§ What you are asked to do:
Identify and pull out each line of the entries in which "WORKOUT" occurs.

§ Material provided:

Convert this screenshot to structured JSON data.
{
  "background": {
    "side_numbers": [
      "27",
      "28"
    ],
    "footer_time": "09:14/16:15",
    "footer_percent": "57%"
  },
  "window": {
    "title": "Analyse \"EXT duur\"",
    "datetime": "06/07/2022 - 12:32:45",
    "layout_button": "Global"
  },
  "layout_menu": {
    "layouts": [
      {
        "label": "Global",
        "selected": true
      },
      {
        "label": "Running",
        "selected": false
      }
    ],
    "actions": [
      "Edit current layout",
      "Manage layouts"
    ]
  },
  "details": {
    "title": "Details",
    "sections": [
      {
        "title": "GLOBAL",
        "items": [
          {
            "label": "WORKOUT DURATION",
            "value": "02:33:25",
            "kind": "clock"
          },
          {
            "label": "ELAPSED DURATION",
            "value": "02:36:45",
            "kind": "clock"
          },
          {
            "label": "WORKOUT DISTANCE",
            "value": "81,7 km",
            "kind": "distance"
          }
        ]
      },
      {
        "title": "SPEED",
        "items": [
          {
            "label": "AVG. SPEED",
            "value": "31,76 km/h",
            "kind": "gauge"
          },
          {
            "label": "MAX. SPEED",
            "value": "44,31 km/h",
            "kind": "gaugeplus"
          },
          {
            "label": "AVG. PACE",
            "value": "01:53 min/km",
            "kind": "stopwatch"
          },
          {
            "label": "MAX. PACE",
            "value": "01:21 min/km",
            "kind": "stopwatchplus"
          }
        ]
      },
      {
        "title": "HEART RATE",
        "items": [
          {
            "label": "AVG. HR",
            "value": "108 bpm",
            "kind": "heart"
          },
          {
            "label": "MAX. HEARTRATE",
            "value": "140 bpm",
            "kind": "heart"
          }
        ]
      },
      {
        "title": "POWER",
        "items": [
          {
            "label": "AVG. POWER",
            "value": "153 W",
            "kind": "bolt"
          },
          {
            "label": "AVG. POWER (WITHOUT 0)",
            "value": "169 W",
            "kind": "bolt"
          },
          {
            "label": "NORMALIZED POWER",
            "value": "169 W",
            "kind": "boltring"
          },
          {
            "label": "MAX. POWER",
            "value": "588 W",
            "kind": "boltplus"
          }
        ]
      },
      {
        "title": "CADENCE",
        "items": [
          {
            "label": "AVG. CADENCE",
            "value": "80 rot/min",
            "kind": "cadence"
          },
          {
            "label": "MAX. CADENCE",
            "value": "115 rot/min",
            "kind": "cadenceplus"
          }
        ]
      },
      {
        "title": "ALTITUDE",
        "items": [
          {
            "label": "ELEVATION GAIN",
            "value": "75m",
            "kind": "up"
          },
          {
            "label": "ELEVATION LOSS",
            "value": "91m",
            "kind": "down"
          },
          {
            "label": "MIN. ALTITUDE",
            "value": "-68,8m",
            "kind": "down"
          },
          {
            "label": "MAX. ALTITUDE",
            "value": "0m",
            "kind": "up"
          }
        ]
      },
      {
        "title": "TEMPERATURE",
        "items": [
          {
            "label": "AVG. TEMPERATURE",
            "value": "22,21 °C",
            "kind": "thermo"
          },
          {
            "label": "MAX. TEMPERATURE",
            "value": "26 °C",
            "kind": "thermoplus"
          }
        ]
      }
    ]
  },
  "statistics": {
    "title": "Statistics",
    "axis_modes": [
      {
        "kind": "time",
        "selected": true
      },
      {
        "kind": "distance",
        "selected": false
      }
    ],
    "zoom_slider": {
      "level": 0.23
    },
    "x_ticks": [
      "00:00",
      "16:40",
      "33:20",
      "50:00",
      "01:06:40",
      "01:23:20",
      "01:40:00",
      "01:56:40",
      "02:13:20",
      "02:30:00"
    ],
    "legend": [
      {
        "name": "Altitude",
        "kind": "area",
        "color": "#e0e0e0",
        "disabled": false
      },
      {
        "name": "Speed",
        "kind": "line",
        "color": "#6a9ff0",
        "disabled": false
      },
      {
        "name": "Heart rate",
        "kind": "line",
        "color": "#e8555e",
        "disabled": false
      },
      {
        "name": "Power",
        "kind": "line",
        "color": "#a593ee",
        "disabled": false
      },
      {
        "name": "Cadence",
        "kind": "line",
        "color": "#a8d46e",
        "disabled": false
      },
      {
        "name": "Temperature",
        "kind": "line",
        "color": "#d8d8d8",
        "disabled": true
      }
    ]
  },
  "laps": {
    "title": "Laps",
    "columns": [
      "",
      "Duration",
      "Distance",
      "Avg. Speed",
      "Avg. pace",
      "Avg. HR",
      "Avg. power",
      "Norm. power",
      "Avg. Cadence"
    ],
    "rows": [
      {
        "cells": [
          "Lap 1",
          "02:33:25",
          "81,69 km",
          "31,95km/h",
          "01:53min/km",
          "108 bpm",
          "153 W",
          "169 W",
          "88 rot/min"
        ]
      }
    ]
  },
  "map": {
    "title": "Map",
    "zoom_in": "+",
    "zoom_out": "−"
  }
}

§ Response to the task:
            "label": "WORKOUT DURATION",
            "label": "WORKOUT DISTANCE",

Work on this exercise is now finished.